Exercise prompt.
Records follow. Pull out every line that contains "JSON".

=== Exercise inputs ===

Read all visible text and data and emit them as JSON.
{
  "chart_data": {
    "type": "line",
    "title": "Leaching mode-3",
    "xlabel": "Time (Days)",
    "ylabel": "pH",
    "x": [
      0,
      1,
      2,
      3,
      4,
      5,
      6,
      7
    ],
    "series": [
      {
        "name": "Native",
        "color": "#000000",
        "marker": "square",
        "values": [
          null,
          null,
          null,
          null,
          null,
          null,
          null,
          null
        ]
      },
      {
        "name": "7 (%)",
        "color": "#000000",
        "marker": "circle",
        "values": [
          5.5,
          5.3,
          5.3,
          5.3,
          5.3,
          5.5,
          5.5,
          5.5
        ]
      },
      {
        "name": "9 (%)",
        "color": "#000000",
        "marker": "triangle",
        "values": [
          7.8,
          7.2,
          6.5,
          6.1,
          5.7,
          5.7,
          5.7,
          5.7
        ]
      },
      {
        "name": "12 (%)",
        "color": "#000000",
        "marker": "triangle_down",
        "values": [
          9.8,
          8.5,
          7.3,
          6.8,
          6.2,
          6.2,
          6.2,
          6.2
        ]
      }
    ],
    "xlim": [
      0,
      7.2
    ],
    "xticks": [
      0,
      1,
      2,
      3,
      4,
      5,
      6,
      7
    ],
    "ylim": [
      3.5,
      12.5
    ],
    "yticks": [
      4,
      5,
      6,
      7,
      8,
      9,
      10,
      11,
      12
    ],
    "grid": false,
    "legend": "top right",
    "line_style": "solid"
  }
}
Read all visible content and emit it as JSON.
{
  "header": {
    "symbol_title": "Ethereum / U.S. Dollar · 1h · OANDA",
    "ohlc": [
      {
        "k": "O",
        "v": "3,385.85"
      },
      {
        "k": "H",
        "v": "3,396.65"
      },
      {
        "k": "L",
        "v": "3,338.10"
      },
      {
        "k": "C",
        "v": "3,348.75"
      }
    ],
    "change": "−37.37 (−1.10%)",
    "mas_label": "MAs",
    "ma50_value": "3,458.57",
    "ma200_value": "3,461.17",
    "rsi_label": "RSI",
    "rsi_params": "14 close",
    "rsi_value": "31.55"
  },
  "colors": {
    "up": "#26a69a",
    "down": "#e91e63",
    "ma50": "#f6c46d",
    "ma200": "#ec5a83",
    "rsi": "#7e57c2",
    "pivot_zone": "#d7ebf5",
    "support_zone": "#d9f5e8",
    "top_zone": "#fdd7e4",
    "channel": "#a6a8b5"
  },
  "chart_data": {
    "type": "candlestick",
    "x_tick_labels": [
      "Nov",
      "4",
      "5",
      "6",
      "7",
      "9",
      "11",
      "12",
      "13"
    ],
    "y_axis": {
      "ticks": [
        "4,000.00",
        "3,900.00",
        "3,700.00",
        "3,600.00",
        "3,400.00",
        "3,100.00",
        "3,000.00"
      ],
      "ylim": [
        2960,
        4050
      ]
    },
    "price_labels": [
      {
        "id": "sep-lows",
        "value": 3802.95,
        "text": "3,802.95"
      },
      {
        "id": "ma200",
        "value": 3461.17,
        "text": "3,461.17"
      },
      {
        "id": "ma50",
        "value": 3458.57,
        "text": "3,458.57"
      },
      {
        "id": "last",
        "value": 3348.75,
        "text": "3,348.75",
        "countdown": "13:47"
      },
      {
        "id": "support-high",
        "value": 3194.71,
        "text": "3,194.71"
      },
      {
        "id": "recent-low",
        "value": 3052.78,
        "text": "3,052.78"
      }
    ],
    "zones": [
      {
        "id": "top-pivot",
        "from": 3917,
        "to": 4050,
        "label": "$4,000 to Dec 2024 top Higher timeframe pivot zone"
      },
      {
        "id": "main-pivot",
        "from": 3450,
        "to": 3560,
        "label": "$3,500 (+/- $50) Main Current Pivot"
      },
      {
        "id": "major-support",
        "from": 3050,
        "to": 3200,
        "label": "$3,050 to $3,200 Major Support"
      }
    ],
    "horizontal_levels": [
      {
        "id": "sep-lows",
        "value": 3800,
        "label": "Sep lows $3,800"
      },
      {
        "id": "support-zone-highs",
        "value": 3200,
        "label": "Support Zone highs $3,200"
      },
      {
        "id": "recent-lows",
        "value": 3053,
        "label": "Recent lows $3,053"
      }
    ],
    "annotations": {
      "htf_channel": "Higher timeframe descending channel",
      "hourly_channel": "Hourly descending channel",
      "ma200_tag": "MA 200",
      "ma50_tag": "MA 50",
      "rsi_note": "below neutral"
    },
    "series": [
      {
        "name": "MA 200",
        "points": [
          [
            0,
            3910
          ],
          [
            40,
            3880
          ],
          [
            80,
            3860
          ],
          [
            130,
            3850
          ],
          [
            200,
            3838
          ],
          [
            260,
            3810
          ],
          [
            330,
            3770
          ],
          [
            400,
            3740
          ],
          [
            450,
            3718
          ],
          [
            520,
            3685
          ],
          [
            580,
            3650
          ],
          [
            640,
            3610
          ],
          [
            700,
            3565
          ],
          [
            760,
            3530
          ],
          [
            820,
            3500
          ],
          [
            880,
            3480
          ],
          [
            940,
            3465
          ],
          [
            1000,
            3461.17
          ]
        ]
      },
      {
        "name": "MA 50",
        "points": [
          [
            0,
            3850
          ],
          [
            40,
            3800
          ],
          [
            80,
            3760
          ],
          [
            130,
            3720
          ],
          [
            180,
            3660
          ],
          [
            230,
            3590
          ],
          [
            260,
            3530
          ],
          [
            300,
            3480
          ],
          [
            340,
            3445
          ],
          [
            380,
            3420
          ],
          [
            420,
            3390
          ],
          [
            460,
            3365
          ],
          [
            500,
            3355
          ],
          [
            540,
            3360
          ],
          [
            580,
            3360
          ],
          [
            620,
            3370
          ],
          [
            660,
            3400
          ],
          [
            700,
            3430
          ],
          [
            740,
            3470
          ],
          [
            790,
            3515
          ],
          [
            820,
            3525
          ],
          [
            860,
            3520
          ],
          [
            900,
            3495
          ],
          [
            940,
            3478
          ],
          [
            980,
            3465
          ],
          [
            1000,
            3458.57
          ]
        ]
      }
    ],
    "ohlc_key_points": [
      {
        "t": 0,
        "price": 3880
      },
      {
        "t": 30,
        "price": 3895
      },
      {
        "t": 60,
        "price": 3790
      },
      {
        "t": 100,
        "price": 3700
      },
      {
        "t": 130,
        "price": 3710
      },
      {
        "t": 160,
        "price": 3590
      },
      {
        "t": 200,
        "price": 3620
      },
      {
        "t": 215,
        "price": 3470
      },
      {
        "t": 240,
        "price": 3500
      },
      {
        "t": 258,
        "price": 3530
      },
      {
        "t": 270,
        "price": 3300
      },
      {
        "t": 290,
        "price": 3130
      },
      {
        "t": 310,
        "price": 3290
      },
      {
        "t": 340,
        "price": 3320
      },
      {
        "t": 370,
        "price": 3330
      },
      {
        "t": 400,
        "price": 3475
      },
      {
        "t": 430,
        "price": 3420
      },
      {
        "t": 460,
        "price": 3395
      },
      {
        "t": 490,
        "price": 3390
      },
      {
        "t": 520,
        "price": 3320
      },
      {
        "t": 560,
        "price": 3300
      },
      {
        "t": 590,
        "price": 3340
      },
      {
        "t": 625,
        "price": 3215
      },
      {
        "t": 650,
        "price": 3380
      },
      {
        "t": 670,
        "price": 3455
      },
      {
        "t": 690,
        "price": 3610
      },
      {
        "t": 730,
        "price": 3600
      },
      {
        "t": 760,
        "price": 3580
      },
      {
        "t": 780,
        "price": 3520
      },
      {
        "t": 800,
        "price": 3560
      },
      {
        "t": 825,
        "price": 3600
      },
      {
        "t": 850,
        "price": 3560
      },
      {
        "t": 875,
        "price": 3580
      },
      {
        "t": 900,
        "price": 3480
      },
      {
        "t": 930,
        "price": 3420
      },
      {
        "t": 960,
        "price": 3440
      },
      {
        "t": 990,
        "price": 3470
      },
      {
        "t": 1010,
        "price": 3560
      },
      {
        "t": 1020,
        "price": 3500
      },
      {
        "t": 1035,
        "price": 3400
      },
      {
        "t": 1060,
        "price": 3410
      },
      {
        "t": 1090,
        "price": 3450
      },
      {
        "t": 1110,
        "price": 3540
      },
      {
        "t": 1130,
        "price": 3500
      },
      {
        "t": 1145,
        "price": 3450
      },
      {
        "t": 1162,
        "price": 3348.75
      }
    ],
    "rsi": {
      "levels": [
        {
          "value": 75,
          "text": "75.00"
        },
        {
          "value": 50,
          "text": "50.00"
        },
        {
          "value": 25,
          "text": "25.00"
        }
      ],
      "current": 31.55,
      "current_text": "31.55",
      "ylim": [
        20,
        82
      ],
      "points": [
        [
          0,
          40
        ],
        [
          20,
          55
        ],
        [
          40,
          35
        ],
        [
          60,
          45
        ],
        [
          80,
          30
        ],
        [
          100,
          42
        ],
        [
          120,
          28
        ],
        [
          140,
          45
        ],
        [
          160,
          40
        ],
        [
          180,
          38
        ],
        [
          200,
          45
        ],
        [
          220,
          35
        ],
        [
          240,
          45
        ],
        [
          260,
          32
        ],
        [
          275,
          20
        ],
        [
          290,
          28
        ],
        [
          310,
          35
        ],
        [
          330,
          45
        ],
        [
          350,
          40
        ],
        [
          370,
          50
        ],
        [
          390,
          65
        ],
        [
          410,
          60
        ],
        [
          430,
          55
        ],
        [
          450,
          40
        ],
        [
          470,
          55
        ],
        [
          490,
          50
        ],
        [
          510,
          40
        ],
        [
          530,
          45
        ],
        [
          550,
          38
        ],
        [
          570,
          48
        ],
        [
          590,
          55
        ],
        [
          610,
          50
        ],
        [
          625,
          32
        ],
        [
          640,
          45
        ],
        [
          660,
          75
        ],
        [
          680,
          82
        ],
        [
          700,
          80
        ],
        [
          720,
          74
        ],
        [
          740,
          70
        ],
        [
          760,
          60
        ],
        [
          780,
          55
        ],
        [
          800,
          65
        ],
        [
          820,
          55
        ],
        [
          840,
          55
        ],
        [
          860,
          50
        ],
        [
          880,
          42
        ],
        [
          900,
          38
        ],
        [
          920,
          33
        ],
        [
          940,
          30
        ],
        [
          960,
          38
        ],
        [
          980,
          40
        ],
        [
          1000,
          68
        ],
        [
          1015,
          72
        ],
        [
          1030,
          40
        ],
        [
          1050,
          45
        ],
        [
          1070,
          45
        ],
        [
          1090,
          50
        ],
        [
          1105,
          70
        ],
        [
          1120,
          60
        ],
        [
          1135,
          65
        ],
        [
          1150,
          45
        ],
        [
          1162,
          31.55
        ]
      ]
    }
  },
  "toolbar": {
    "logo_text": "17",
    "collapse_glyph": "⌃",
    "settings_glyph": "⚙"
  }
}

===

Full answer.
Read all visible text and data and emit them as JSON.
Read all visible content and emit it as JSON.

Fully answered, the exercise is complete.